**What the task requires**
In the listing that follows, count every line with the word "JSON" in it and write only the total.

(Items from a data source)
▬▬▬▬▬▬▬▬▬▬
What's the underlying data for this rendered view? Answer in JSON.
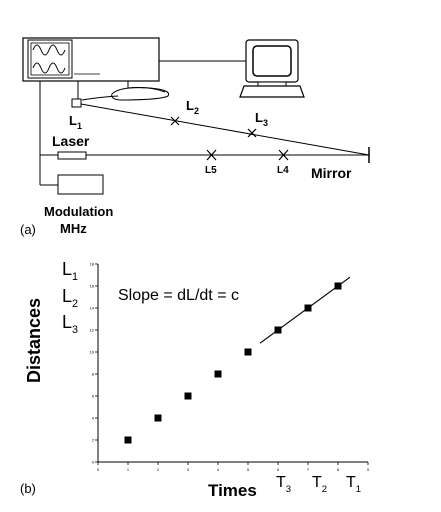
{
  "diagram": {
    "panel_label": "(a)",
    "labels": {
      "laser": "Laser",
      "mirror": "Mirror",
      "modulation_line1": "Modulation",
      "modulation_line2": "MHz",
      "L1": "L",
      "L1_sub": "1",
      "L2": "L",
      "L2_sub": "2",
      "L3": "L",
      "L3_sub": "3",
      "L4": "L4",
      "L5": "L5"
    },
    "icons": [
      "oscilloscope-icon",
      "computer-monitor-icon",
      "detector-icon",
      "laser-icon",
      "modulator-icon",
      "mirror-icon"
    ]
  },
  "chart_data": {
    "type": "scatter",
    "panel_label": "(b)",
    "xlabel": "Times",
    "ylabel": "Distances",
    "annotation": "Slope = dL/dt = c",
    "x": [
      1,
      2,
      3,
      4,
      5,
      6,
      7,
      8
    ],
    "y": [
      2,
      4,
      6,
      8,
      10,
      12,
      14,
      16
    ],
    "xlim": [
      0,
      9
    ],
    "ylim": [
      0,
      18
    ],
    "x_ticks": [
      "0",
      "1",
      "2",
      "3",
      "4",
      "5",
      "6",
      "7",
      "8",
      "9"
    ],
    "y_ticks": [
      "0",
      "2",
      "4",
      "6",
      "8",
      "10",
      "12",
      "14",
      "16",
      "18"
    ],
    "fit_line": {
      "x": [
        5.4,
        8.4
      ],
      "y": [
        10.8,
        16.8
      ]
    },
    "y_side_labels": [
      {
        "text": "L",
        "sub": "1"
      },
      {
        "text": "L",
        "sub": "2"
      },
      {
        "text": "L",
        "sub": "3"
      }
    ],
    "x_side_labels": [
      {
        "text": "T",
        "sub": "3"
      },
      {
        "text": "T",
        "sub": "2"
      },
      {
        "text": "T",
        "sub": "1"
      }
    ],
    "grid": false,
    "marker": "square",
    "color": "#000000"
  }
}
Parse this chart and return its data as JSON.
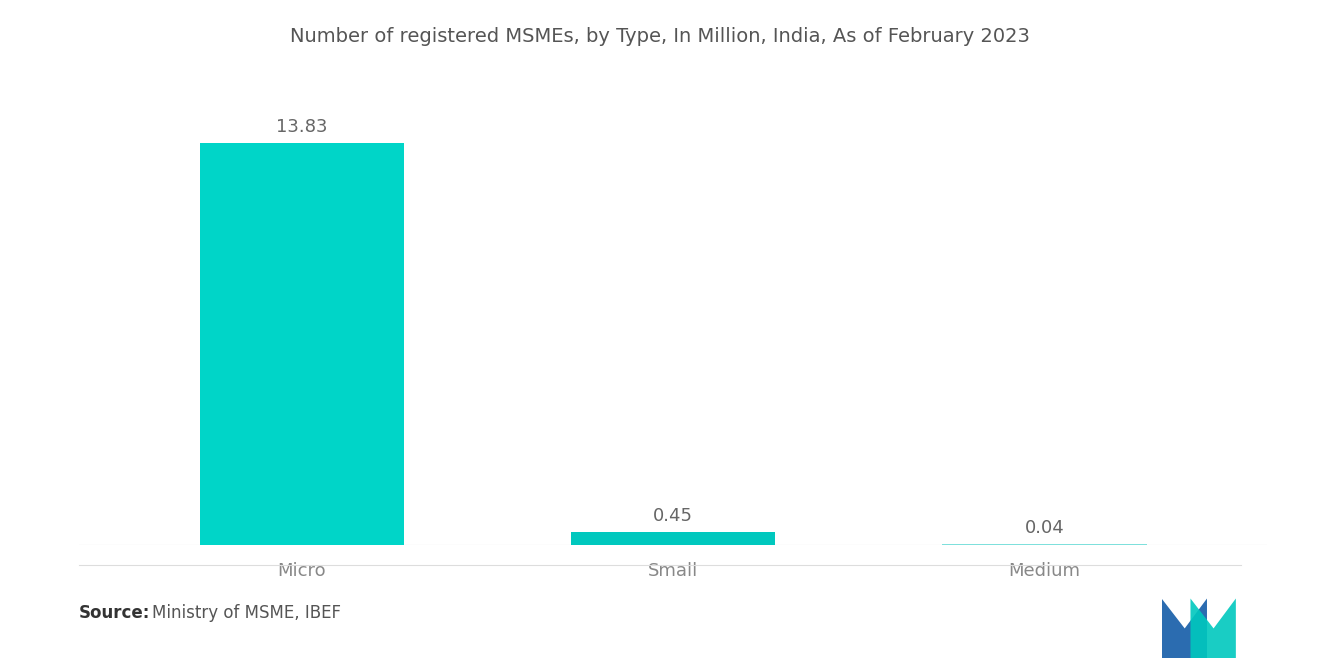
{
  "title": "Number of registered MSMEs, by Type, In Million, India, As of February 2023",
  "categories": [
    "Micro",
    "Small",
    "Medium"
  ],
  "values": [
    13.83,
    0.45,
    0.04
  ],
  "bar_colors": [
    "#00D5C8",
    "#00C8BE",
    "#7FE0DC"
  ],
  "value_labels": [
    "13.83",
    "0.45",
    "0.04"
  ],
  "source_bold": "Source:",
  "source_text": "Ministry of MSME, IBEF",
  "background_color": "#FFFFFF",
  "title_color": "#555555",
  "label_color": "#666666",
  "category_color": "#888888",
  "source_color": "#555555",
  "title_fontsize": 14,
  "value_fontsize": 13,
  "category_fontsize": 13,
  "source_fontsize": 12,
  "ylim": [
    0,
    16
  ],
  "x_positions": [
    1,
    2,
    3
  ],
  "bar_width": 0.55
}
▬▬▬▬▬▬▬▬▬▬
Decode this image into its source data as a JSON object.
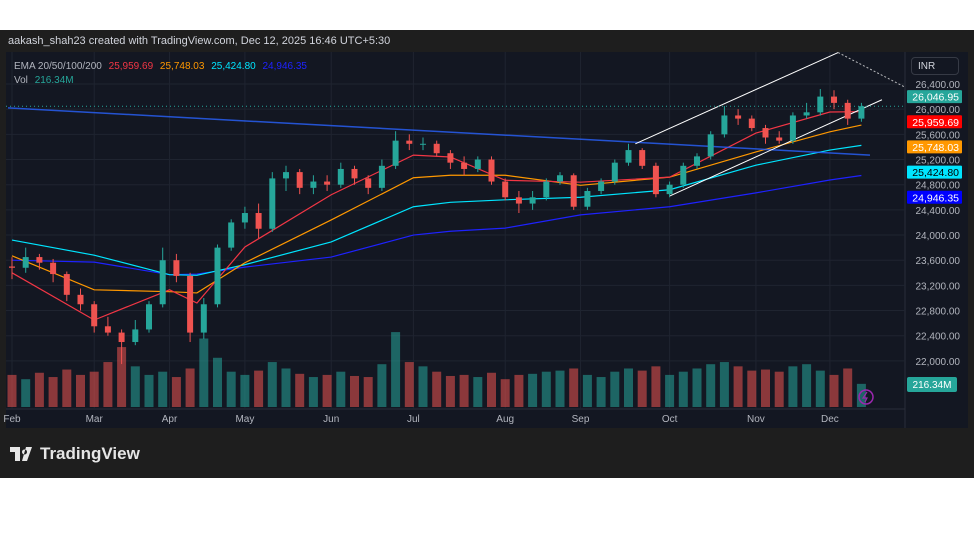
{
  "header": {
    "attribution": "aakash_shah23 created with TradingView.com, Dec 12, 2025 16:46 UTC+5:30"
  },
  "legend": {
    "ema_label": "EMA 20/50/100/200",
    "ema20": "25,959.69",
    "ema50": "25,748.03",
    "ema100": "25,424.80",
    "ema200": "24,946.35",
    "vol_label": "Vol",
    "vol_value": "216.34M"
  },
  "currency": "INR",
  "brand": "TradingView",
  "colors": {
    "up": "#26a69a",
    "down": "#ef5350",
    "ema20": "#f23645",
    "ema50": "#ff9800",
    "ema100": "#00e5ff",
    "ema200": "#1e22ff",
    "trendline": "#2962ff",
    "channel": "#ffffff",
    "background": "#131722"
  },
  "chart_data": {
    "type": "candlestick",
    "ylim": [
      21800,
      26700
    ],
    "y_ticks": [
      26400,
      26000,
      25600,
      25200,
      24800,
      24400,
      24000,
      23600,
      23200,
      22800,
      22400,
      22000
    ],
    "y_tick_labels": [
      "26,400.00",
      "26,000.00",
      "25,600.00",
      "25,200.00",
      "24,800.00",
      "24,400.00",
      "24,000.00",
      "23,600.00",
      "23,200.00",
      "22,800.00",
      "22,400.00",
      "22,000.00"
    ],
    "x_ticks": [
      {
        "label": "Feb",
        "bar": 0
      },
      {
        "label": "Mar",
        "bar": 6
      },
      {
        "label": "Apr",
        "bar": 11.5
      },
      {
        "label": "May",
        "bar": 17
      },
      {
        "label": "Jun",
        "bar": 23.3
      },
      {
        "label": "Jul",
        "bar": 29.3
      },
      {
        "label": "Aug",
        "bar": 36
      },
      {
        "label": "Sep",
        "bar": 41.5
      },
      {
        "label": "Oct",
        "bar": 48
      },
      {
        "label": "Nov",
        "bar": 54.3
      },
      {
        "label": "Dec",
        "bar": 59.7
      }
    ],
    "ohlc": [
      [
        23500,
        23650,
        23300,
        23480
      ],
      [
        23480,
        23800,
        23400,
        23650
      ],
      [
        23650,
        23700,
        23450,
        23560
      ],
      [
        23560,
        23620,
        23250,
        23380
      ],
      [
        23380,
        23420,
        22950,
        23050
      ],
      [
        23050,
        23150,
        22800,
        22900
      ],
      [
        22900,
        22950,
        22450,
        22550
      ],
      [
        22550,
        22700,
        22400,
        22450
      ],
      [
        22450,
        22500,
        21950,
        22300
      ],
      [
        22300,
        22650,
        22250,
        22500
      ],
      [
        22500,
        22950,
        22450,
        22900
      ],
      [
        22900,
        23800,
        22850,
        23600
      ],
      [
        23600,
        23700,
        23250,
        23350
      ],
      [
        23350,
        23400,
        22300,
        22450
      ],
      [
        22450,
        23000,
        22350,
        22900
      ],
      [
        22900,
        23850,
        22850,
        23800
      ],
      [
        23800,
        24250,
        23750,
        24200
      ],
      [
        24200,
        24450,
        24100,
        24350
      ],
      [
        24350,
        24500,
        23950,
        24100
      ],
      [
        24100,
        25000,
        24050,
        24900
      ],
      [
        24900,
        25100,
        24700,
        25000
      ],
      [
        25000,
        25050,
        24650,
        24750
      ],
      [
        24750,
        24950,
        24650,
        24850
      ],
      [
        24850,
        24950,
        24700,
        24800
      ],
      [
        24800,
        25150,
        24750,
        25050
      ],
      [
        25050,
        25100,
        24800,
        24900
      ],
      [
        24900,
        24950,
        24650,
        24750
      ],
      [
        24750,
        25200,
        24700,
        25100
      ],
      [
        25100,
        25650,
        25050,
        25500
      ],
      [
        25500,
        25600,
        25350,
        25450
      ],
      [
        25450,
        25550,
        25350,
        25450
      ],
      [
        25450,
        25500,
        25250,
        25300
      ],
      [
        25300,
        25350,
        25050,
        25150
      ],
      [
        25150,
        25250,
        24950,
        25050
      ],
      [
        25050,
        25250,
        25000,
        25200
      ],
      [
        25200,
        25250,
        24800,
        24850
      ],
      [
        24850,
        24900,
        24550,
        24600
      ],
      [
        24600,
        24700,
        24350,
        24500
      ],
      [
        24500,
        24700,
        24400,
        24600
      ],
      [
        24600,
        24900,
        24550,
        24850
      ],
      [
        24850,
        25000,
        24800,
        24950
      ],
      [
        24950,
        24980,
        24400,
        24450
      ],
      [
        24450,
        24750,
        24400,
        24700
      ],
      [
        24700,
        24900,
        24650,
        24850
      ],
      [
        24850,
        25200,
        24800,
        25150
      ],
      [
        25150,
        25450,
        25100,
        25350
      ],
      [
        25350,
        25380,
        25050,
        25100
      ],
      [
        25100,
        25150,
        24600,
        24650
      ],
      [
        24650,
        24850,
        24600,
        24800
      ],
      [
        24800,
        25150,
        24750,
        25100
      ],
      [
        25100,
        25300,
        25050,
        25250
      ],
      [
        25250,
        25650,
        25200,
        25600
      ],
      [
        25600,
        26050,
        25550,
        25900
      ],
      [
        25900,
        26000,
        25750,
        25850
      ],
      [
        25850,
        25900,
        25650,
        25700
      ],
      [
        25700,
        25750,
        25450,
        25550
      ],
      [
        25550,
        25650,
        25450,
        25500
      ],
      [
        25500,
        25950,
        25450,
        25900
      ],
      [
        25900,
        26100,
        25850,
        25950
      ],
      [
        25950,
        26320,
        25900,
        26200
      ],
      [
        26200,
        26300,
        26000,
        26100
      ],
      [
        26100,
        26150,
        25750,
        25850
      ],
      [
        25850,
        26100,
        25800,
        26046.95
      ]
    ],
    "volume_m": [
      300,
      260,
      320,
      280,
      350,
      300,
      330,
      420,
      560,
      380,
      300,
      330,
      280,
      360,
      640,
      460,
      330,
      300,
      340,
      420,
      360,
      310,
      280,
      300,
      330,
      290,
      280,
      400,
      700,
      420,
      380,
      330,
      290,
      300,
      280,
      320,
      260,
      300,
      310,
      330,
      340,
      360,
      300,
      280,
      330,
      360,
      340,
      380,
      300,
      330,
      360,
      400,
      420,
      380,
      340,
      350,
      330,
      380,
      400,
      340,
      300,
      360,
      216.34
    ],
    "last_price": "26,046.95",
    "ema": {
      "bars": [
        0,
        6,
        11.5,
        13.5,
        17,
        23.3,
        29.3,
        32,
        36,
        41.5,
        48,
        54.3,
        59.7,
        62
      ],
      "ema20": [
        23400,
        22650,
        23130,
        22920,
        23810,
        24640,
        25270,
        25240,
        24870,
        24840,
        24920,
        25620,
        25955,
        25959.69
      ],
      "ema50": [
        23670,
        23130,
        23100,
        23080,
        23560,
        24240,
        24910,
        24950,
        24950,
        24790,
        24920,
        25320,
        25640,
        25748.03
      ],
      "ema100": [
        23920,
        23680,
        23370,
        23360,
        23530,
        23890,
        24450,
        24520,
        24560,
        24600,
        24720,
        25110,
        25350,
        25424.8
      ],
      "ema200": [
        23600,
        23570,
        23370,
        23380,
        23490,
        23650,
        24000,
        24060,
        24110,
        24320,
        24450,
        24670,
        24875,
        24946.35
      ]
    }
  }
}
▬▬▬▬▬▬▬▬▬▬
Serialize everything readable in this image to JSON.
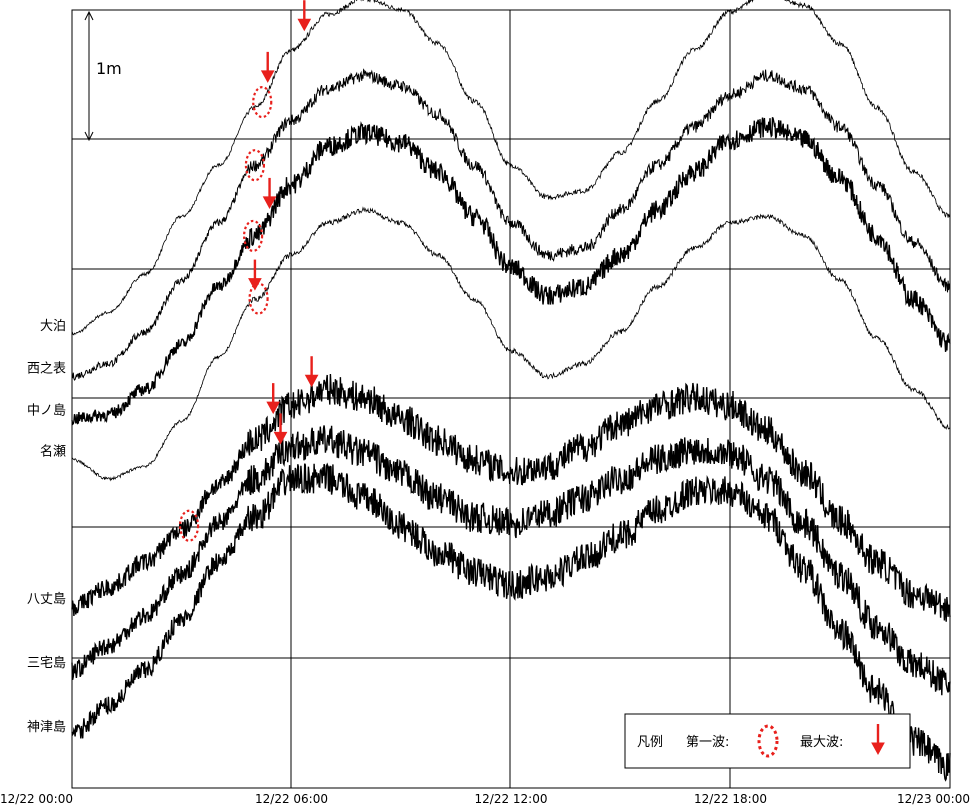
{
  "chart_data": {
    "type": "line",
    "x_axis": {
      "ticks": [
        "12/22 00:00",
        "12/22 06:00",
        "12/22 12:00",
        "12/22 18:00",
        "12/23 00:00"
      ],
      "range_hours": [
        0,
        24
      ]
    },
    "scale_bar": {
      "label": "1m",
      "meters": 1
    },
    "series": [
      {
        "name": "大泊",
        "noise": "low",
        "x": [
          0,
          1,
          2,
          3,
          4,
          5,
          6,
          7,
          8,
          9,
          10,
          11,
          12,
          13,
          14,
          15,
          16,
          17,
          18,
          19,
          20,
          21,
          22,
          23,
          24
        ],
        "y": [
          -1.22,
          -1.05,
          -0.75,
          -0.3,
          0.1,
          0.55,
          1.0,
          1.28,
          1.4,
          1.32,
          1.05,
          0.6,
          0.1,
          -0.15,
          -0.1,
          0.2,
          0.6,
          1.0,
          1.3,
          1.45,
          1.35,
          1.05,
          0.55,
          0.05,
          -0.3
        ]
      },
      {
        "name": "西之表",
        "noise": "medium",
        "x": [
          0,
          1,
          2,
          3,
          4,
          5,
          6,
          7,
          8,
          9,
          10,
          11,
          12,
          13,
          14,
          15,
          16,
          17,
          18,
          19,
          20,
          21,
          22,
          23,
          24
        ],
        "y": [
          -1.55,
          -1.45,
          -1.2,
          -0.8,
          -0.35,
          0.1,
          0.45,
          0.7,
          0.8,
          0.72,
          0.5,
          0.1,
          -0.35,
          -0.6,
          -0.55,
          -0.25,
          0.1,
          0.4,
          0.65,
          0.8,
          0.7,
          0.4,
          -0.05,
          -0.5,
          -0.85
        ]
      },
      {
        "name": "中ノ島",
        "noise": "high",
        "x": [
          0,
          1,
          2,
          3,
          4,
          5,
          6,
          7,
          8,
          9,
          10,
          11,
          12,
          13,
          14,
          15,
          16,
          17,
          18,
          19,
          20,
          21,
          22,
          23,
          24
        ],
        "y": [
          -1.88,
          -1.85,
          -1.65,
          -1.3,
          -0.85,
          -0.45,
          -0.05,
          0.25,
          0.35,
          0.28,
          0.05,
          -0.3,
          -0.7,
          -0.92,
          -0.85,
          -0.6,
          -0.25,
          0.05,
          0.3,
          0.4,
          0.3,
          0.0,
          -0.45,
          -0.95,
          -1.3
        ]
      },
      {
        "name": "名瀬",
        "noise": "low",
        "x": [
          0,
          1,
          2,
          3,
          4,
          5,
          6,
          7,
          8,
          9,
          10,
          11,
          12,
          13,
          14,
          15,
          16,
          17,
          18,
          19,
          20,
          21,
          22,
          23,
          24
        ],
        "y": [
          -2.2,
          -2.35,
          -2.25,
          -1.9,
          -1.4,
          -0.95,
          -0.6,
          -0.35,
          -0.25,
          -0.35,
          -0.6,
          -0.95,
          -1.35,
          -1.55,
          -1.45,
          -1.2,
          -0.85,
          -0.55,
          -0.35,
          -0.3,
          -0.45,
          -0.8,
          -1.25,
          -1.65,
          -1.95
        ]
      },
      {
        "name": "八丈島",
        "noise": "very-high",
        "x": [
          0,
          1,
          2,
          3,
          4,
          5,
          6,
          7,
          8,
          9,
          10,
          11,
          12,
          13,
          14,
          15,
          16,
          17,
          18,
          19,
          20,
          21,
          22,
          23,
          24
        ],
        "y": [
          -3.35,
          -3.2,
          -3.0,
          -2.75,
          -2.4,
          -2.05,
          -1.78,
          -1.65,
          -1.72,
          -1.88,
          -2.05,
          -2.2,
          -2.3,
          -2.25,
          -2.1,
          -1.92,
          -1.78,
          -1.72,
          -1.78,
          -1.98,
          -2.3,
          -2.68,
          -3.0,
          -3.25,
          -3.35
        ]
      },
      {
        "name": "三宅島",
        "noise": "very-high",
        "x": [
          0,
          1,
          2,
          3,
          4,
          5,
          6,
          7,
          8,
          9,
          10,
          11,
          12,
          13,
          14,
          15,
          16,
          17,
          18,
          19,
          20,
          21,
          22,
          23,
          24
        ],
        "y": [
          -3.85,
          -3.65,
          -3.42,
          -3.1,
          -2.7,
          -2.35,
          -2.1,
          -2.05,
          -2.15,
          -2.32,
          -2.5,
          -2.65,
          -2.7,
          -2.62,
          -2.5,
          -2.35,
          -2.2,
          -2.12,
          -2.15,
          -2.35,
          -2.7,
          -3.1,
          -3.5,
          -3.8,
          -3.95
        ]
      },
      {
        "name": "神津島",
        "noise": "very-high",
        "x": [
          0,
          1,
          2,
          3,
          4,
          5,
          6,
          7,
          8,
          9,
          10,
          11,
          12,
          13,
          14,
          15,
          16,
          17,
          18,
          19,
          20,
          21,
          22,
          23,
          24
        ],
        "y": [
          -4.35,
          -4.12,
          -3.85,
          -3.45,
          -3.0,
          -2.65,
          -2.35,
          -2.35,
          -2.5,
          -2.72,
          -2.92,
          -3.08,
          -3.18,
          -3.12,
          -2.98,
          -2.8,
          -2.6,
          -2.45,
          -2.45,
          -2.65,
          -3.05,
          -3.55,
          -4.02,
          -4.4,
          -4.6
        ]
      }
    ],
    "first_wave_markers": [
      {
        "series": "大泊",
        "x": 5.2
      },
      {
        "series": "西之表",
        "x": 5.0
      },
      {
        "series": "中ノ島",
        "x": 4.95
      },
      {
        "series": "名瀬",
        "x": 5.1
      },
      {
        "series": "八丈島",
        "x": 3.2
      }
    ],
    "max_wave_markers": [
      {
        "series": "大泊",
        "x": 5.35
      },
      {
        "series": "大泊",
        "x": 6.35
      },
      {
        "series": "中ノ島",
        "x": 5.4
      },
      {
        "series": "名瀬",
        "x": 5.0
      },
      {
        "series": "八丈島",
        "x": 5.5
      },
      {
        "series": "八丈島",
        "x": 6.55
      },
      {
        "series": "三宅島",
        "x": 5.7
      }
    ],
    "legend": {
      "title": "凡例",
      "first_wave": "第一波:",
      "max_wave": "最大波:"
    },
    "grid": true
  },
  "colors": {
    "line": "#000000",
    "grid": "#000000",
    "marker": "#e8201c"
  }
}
▬▬▬▬▬▬▬▬▬▬
**Complete answer**
4